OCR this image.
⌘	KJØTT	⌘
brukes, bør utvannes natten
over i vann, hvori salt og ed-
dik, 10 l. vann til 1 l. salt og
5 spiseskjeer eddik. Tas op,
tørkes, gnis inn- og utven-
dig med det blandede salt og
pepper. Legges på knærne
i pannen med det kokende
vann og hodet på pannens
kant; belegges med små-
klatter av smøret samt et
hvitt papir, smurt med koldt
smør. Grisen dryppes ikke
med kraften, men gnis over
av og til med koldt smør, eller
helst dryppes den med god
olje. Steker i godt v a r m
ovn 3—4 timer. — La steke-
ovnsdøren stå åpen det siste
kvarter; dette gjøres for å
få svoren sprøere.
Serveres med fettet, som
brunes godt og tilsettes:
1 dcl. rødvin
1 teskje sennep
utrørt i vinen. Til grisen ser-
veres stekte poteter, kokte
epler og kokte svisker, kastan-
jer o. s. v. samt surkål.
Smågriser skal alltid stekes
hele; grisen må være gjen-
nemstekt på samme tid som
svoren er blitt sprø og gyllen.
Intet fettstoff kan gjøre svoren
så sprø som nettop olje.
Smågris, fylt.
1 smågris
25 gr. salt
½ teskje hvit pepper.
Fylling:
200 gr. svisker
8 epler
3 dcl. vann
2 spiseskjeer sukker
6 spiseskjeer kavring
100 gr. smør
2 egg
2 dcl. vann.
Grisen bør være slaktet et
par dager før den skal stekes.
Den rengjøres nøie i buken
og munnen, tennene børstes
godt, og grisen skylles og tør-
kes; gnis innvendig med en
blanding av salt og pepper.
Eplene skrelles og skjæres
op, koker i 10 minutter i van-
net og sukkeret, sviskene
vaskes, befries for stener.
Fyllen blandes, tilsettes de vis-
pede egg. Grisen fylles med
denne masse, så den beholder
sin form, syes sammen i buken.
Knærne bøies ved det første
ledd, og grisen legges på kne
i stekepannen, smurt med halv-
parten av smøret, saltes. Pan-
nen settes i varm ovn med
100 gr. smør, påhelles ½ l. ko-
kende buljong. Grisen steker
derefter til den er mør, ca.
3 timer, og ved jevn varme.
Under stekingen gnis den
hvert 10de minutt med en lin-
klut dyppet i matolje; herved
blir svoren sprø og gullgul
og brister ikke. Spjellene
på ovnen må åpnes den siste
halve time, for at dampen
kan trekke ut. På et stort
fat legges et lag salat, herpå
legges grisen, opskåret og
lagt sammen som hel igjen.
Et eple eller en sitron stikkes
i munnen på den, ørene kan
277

## TO DO
Restate the data above word for word, please.

## EXERCISE ANSWER
OCR this image.
⌘	KJØTT	⌘
brukes, bør utvannes natten
over i vann, hvori salt og ed-
dik, 10 l. vann til 1 l. salt og
5 spiseskjeer eddik. Tas op,
tørkes, gnis inn- og utven-
dig med det blandede salt og
pepper. Legges på knærne
i pannen med det kokende
vann og hodet på pannens
kant; belegges med små-
klatter av smøret samt et
hvitt papir, smurt med koldt
smør. Grisen dryppes ikke
med kraften, men gnis over
av og til med koldt smør, eller
helst dryppes den med god
olje. Steker i godt v a r m
ovn 3—4 timer. — La steke-
ovnsdøren stå åpen det siste
kvarter; dette gjøres for å
få svoren sprøere.
Serveres med fettet, som
brunes godt og tilsettes:
1 dcl. rødvin
1 teskje sennep
utrørt i vinen. Til grisen ser-
veres stekte poteter, kokte
epler og kokte svisker, kastan-
jer o. s. v. samt surkål.
Smågriser skal alltid stekes
hele; grisen må være gjen-
nemstekt på samme tid som
svoren er blitt sprø og gyllen.
Intet fettstoff kan gjøre svoren
så sprø som nettop olje.
Smågris, fylt.
1 smågris
25 gr. salt
½ teskje hvit pepper.
Fylling:
200 gr. svisker
8 epler
3 dcl. vann
2 spiseskjeer sukker
6 spiseskjeer kavring
100 gr. smør
2 egg
2 dcl. vann.
Grisen bør være slaktet et
par dager før den skal stekes.
Den rengjøres nøie i buken
og munnen, tennene børstes
godt, og grisen skylles og tør-
kes; gnis innvendig med en
blanding av salt og pepper.
Eplene skrelles og skjæres
op, koker i 10 minutter i van-
net og sukkeret, sviskene
vaskes, befries for stener.
Fyllen blandes, tilsettes de vis-
pede egg. Grisen fylles med
denne masse, så den beholder
sin form, syes sammen i buken.
Knærne bøies ved det første
ledd, og grisen legges på kne
i stekepannen, smurt med halv-
parten av smøret, saltes. Pan-
nen settes i varm ovn med
100 gr. smør, påhelles ½ l. ko-
kende buljong. Grisen steker
derefter til den er mør, ca.
3 timer, og ved jevn varme.
Under stekingen gnis den
hvert 10de minutt med en lin-
klut dyppet i matolje; herved
blir svoren sprø og gullgul
og brister ikke. Spjellene
på ovnen må åpnes den siste
halve time, for at dampen
kan trekke ut. På et stort
fat legges et lag salat, herpå
legges grisen, opskåret og
lagt sammen som hel igjen.
Et eple eller en sitron stikkes
i munnen på den, ørene kan
277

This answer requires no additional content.